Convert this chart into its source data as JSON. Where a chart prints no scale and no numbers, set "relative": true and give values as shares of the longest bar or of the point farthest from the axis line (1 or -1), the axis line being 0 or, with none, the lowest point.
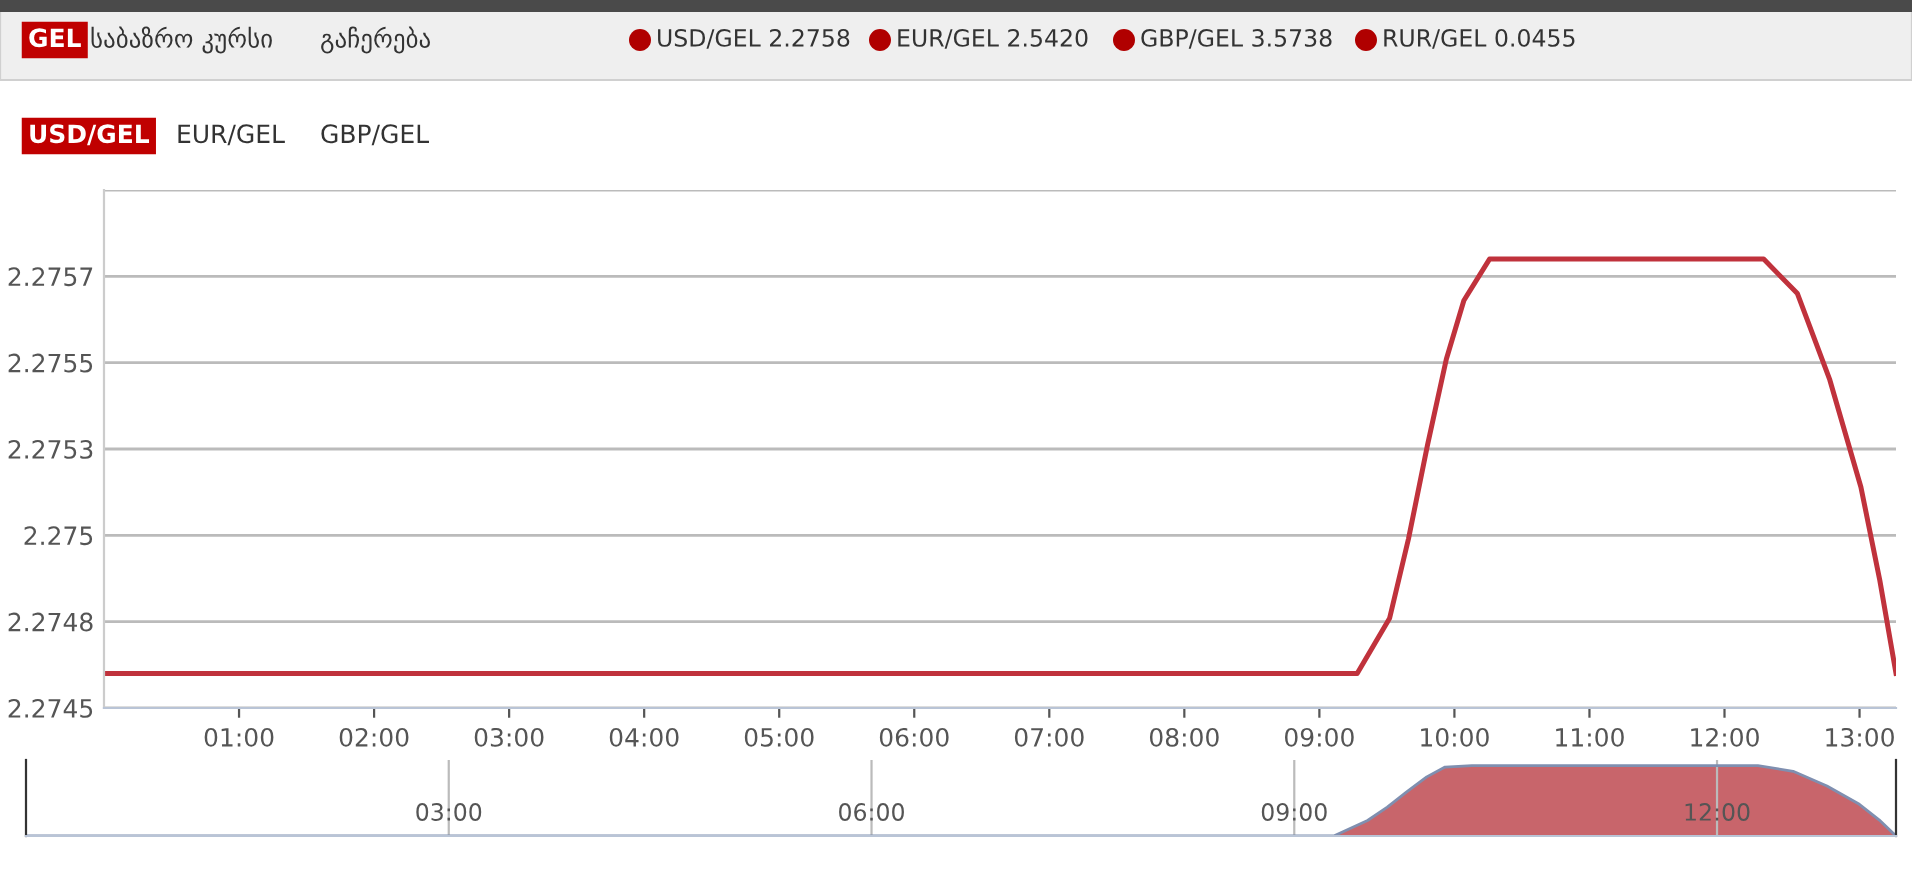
{
  "chart_data": [
    {
      "type": "line",
      "annotations": [
        "GEL",
        "საბაზრო კურსი",
        "გაჩერება",
        "USD/GEL 2.2758",
        "EUR/GEL 2.5420",
        "GBP/GEL 3.5738",
        "RUR/GEL 0.0455",
        "USD/GEL",
        "EUR/GEL",
        "GBP/GEL"
      ],
      "x": [
        0.0,
        9.28,
        9.52,
        9.66,
        9.8,
        9.94,
        10.07,
        10.26,
        12.29,
        12.54,
        12.78,
        13.01,
        13.15,
        13.27
      ],
      "series": [
        {
          "color": "#c0323c",
          "values": [
            2.2746,
            2.2746,
            2.27476,
            2.27499,
            2.27526,
            2.27551,
            2.27568,
            2.2758,
            2.2758,
            2.2757,
            2.27545,
            2.27514,
            2.27487,
            2.2746
          ]
        }
      ],
      "xlim": [
        0.0,
        13.27
      ],
      "xticks": [
        {
          "value": 1,
          "label": "01:00"
        },
        {
          "value": 2,
          "label": "02:00"
        },
        {
          "value": 3,
          "label": "03:00"
        },
        {
          "value": 4,
          "label": "04:00"
        },
        {
          "value": 5,
          "label": "05:00"
        },
        {
          "value": 6,
          "label": "06:00"
        },
        {
          "value": 7,
          "label": "07:00"
        },
        {
          "value": 8,
          "label": "08:00"
        },
        {
          "value": 9,
          "label": "09:00"
        },
        {
          "value": 10,
          "label": "10:00"
        },
        {
          "value": 11,
          "label": "11:00"
        },
        {
          "value": 12,
          "label": "12:00"
        },
        {
          "value": 13,
          "label": "13:00"
        }
      ],
      "ylim": [
        2.2745,
        2.276
      ],
      "yticks": [
        2.2745,
        {
          "value": 2.27475,
          "label": "2.2748"
        },
        2.275,
        {
          "value": 2.27525,
          "label": "2.2753"
        },
        2.2755,
        {
          "value": 2.27575,
          "label": "2.2757"
        },
        {
          "value": 2.276,
          "label": null
        }
      ],
      "grid": "y",
      "marker": "none",
      "line_style": "solid"
    },
    {
      "type": "area",
      "relative": true,
      "x": [
        0.0,
        9.28,
        9.52,
        9.66,
        9.8,
        9.94,
        10.07,
        10.26,
        12.29,
        12.54,
        12.78,
        13.01,
        13.15,
        13.27
      ],
      "series": [
        {
          "color": "#b5313a",
          "values": [
            0,
            0,
            0.22,
            0.41,
            0.63,
            0.84,
            0.98,
            1,
            1,
            0.92,
            0.71,
            0.45,
            0.23,
            0
          ]
        }
      ],
      "xlim": [
        0.0,
        13.27
      ],
      "xticks": [
        {
          "value": 3,
          "label": "03:00"
        },
        {
          "value": 6,
          "label": "06:00"
        },
        {
          "value": 9,
          "label": "09:00"
        },
        {
          "value": 12,
          "label": "12:00"
        }
      ],
      "grid": "x",
      "tick_labels": "x"
    }
  ]
}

——————

■ **Challenge**:
Transcribe the whole listing exactly. Pictures stay out of your copy.

■ **In response**:
Convert this chart into its source data as JSON. Where a chart prints no scale and no numbers, set "relative": true and give values as shares of the longest bar or of the point farthest from the axis line (1 or -1), the axis line being 0 or, with none, the lowest point.
{
  "chart_data": [
    {
      "type": "line",
      "annotations": [
        "GEL",
        "საბაზრო კურსი",
        "გაჩერება",
        "USD/GEL 2.2758",
        "EUR/GEL 2.5420",
        "GBP/GEL 3.5738",
        "RUR/GEL 0.0455",
        "USD/GEL",
        "EUR/GEL",
        "GBP/GEL"
      ],
      "x": [
        0.0,
        9.28,
        9.52,
        9.66,
        9.8,
        9.94,
        10.07,
        10.26,
        12.29,
        12.54,
        12.78,
        13.01,
        13.15,
        13.27
      ],
      "series": [
        {
          "color": "#c0323c",
          "values": [
            2.2746,
            2.2746,
            2.27476,
            2.27499,
            2.27526,
            2.27551,
            2.27568,
            2.2758,
            2.2758,
            2.2757,
            2.27545,
            2.27514,
            2.27487,
            2.2746
          ]
        }
      ],
      "xlim": [
        0.0,
        13.27
      ],
      "xticks": [
        {
          "value": 1,
          "label": "01:00"
        },
        {
          "value": 2,
          "label": "02:00"
        },
        {
          "value": 3,
          "label": "03:00"
        },
        {
          "value": 4,
          "label": "04:00"
        },
        {
          "value": 5,
          "label": "05:00"
        },
        {
          "value": 6,
          "label": "06:00"
        },
        {
          "value": 7,
          "label": "07:00"
        },
        {
          "value": 8,
          "label": "08:00"
        },
        {
          "value": 9,
          "label": "09:00"
        },
        {
          "value": 10,
          "label": "10:00"
        },
        {
          "value": 11,
          "label": "11:00"
        },
        {
          "value": 12,
          "label": "12:00"
        },
        {
          "value": 13,
          "label": "13:00"
        }
      ],
      "ylim": [
        2.2745,
        2.276
      ],
      "yticks": [
        2.2745,
        {
          "value": 2.27475,
          "label": "2.2748"
        },
        2.275,
        {
          "value": 2.27525,
          "label": "2.2753"
        },
        2.2755,
        {
          "value": 2.27575,
          "label": "2.2757"
        },
        {
          "value": 2.276,
          "label": null
        }
      ],
      "grid": "y",
      "marker": "none",
      "line_style": "solid"
    },
    {
      "type": "area",
      "relative": true,
      "x": [
        0.0,
        9.28,
        9.52,
        9.66,
        9.8,
        9.94,
        10.07,
        10.26,
        12.29,
        12.54,
        12.78,
        13.01,
        13.15,
        13.27
      ],
      "series": [
        {
          "color": "#b5313a",
          "values": [
            0,
            0,
            0.22,
            0.41,
            0.63,
            0.84,
            0.98,
            1,
            1,
            0.92,
            0.71,
            0.45,
            0.23,
            0
          ]
        }
      ],
      "xlim": [
        0.0,
        13.27
      ],
      "xticks": [
        {
          "value": 3,
          "label": "03:00"
        },
        {
          "value": 6,
          "label": "06:00"
        },
        {
          "value": 9,
          "label": "09:00"
        },
        {
          "value": 12,
          "label": "12:00"
        }
      ],
      "grid": "x",
      "tick_labels": "x"
    }
  ]
}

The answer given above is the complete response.